- YOUR OBJECTIVE
Every entry here needs to be repeated exactly.

- DATA ENTRIES
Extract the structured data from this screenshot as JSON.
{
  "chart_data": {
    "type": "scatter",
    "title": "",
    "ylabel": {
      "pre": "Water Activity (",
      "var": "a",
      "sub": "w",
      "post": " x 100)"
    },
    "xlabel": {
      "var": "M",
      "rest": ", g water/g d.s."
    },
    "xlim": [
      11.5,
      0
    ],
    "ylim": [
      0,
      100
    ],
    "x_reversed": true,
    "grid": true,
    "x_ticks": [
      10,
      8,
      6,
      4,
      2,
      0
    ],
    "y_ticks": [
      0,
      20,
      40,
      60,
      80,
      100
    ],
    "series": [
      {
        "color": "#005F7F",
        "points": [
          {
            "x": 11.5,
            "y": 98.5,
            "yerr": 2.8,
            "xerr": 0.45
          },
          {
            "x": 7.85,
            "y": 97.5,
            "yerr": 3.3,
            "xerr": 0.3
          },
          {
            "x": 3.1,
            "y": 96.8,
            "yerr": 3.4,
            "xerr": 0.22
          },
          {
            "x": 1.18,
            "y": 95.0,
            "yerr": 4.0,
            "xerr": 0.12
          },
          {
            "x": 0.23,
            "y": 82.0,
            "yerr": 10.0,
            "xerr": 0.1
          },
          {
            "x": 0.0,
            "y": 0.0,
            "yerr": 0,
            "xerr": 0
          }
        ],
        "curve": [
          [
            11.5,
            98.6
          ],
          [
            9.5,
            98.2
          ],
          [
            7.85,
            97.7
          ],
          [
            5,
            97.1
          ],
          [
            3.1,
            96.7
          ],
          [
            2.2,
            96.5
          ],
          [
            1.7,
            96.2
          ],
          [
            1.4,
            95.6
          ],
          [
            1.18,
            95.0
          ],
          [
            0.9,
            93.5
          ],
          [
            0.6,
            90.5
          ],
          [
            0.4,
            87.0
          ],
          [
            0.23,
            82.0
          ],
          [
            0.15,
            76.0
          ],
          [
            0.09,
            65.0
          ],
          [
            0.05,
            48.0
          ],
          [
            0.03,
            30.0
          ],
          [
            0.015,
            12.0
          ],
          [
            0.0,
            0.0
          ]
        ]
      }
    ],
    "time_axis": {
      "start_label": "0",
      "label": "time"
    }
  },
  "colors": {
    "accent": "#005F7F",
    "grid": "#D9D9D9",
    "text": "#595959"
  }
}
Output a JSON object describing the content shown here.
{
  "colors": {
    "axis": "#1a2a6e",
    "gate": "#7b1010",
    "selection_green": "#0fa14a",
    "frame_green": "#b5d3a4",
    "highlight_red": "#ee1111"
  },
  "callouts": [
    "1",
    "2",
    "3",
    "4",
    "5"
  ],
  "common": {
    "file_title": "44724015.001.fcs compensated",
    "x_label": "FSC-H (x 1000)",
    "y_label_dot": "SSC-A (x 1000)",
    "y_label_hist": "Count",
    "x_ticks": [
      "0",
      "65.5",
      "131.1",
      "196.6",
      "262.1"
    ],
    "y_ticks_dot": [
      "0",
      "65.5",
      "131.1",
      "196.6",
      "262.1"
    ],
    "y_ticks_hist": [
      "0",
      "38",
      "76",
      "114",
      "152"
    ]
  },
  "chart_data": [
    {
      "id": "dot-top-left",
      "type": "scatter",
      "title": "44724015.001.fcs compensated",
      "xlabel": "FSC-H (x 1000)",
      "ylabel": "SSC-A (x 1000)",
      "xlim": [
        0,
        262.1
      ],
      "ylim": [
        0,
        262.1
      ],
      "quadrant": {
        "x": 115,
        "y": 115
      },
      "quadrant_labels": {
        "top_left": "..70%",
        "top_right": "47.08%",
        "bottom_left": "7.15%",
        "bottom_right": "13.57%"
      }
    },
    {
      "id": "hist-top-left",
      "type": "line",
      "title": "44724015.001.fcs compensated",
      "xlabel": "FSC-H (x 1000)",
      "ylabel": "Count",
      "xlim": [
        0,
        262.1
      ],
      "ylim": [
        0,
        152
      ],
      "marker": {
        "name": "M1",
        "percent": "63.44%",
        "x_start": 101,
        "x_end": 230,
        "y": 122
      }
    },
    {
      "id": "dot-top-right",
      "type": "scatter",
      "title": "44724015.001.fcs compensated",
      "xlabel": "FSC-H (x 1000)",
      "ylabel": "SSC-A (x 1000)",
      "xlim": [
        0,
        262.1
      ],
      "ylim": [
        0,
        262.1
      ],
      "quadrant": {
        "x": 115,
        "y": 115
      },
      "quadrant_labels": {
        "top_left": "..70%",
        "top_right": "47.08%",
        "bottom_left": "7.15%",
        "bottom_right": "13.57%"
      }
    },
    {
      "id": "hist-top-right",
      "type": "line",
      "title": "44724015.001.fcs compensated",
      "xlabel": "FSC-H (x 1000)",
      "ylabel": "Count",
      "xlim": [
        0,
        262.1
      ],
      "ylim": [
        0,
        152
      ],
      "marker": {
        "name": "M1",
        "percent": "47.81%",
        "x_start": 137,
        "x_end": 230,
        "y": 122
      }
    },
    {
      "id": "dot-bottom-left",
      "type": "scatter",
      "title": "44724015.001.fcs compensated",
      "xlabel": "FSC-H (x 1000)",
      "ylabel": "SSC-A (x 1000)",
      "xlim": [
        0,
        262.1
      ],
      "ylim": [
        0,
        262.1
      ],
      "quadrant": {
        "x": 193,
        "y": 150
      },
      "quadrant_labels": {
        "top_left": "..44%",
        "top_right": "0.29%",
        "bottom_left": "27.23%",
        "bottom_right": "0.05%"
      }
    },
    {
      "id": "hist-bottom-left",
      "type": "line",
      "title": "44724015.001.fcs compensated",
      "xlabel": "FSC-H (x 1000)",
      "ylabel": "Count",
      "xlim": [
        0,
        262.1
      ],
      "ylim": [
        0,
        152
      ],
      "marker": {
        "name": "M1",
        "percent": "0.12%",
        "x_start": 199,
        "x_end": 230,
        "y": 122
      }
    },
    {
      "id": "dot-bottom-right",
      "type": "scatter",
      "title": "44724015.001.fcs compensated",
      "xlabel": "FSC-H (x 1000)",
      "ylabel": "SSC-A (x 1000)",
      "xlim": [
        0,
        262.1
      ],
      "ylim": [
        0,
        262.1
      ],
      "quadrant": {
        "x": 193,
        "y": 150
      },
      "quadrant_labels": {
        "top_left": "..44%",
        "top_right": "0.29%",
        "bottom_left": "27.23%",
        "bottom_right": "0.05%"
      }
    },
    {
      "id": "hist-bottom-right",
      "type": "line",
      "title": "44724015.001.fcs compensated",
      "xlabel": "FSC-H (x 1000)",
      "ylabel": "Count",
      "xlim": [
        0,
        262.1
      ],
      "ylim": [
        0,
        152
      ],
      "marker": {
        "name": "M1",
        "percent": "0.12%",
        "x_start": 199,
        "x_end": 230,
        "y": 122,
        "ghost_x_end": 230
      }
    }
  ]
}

- EXERCISE OUTPUT
Extract the structured data from this screenshot as JSON.
{
  "chart_data": {
    "type": "scatter",
    "title": "",
    "ylabel": {
      "pre": "Water Activity (",
      "var": "a",
      "sub": "w",
      "post": " x 100)"
    },
    "xlabel": {
      "var": "M",
      "rest": ", g water/g d.s."
    },
    "xlim": [
      11.5,
      0
    ],
    "ylim": [
      0,
      100
    ],
    "x_reversed": true,
    "grid": true,
    "x_ticks": [
      10,
      8,
      6,
      4,
      2,
      0
    ],
    "y_ticks": [
      0,
      20,
      40,
      60,
      80,
      100
    ],
    "series": [
      {
        "color": "#005F7F",
        "points": [
          {
            "x": 11.5,
            "y": 98.5,
            "yerr": 2.8,
            "xerr": 0.45
          },
          {
            "x": 7.85,
            "y": 97.5,
            "yerr": 3.3,
            "xerr": 0.3
          },
          {
            "x": 3.1,
            "y": 96.8,
            "yerr": 3.4,
            "xerr": 0.22
          },
          {
            "x": 1.18,
            "y": 95.0,
            "yerr": 4.0,
            "xerr": 0.12
          },
          {
            "x": 0.23,
            "y": 82.0,
            "yerr": 10.0,
            "xerr": 0.1
          },
          {
            "x": 0.0,
            "y": 0.0,
            "yerr": 0,
            "xerr": 0
          }
        ],
        "curve": [
          [
            11.5,
            98.6
          ],
          [
            9.5,
            98.2
          ],
          [
            7.85,
            97.7
          ],
          [
            5,
            97.1
          ],
          [
            3.1,
            96.7
          ],
          [
            2.2,
            96.5
          ],
          [
            1.7,
            96.2
          ],
          [
            1.4,
            95.6
          ],
          [
            1.18,
            95.0
          ],
          [
            0.9,
            93.5
          ],
          [
            0.6,
            90.5
          ],
          [
            0.4,
            87.0
          ],
          [
            0.23,
            82.0
          ],
          [
            0.15,
            76.0
          ],
          [
            0.09,
            65.0
          ],
          [
            0.05,
            48.0
          ],
          [
            0.03,
            30.0
          ],
          [
            0.015,
            12.0
          ],
          [
            0.0,
            0.0
          ]
        ]
      }
    ],
    "time_axis": {
      "start_label": "0",
      "label": "time"
    }
  },
  "colors": {
    "accent": "#005F7F",
    "grid": "#D9D9D9",
    "text": "#595959"
  }
}
Output a JSON object describing the content shown here.
{
  "colors": {
    "axis": "#1a2a6e",
    "gate": "#7b1010",
    "selection_green": "#0fa14a",
    "frame_green": "#b5d3a4",
    "highlight_red": "#ee1111"
  },
  "callouts": [
    "1",
    "2",
    "3",
    "4",
    "5"
  ],
  "common": {
    "file_title": "44724015.001.fcs compensated",
    "x_label": "FSC-H (x 1000)",
    "y_label_dot": "SSC-A (x 1000)",
    "y_label_hist": "Count",
    "x_ticks": [
      "0",
      "65.5",
      "131.1",
      "196.6",
      "262.1"
    ],
    "y_ticks_dot": [
      "0",
      "65.5",
      "131.1",
      "196.6",
      "262.1"
    ],
    "y_ticks_hist": [
      "0",
      "38",
      "76",
      "114",
      "152"
    ]
  },
  "chart_data": [
    {
      "id": "dot-top-left",
      "type": "scatter",
      "title": "44724015.001.fcs compensated",
      "xlabel": "FSC-H (x 1000)",
      "ylabel": "SSC-A (x 1000)",
      "xlim": [
        0,
        262.1
      ],
      "ylim": [
        0,
        262.1
      ],
      "quadrant": {
        "x": 115,
        "y": 115
      },
      "quadrant_labels": {
        "top_left": "..70%",
        "top_right": "47.08%",
        "bottom_left": "7.15%",
        "bottom_right": "13.57%"
      }
    },
    {
      "id": "hist-top-left",
      "type": "line",
      "title": "44724015.001.fcs compensated",
      "xlabel": "FSC-H (x 1000)",
      "ylabel": "Count",
      "xlim": [
        0,
        262.1
      ],
      "ylim": [
        0,
        152
      ],
      "marker": {
        "name": "M1",
        "percent": "63.44%",
        "x_start": 101,
        "x_end": 230,
        "y": 122
      }
    },
    {
      "id": "dot-top-right",
      "type": "scatter",
      "title": "44724015.001.fcs compensated",
      "xlabel": "FSC-H (x 1000)",
      "ylabel": "SSC-A (x 1000)",
      "xlim": [
        0,
        262.1
      ],
      "ylim": [
        0,
        262.1
      ],
      "quadrant": {
        "x": 115,
        "y": 115
      },
      "quadrant_labels": {
        "top_left": "..70%",
        "top_right": "47.08%",
        "bottom_left": "7.15%",
        "bottom_right": "13.57%"
      }
    },
    {
      "id": "hist-top-right",
      "type": "line",
      "title": "44724015.001.fcs compensated",
      "xlabel": "FSC-H (x 1000)",
      "ylabel": "Count",
      "xlim": [
        0,
        262.1
      ],
      "ylim": [
        0,
        152
      ],
      "marker": {
        "name": "M1",
        "percent": "47.81%",
        "x_start": 137,
        "x_end": 230,
        "y": 122
      }
    },
    {
      "id": "dot-bottom-left",
      "type": "scatter",
      "title": "44724015.001.fcs compensated",
      "xlabel": "FSC-H (x 1000)",
      "ylabel": "SSC-A (x 1000)",
      "xlim": [
        0,
        262.1
      ],
      "ylim": [
        0,
        262.1
      ],
      "quadrant": {
        "x": 193,
        "y": 150
      },
      "quadrant_labels": {
        "top_left": "..44%",
        "top_right": "0.29%",
        "bottom_left": "27.23%",
        "bottom_right": "0.05%"
      }
    },
    {
      "id": "hist-bottom-left",
      "type": "line",
      "title": "44724015.001.fcs compensated",
      "xlabel": "FSC-H (x 1000)",
      "ylabel": "Count",
      "xlim": [
        0,
        262.1
      ],
      "ylim": [
        0,
        152
      ],
      "marker": {
        "name": "M1",
        "percent": "0.12%",
        "x_start": 199,
        "x_end": 230,
        "y": 122
      }
    },
    {
      "id": "dot-bottom-right",
      "type": "scatter",
      "title": "44724015.001.fcs compensated",
      "xlabel": "FSC-H (x 1000)",
      "ylabel": "SSC-A (x 1000)",
      "xlim": [
        0,
        262.1
      ],
      "ylim": [
        0,
        262.1
      ],
      "quadrant": {
        "x": 193,
        "y": 150
      },
      "quadrant_labels": {
        "top_left": "..44%",
        "top_right": "0.29%",
        "bottom_left": "27.23%",
        "bottom_right": "0.05%"
      }
    },
    {
      "id": "hist-bottom-right",
      "type": "line",
      "title": "44724015.001.fcs compensated",
      "xlabel": "FSC-H (x 1000)",
      "ylabel": "Count",
      "xlim": [
        0,
        262.1
      ],
      "ylim": [
        0,
        152
      ],
      "marker": {
        "name": "M1",
        "percent": "0.12%",
        "x_start": 199,
        "x_end": 230,
        "y": 122,
        "ghost_x_end": 230
      }
    }
  ]
}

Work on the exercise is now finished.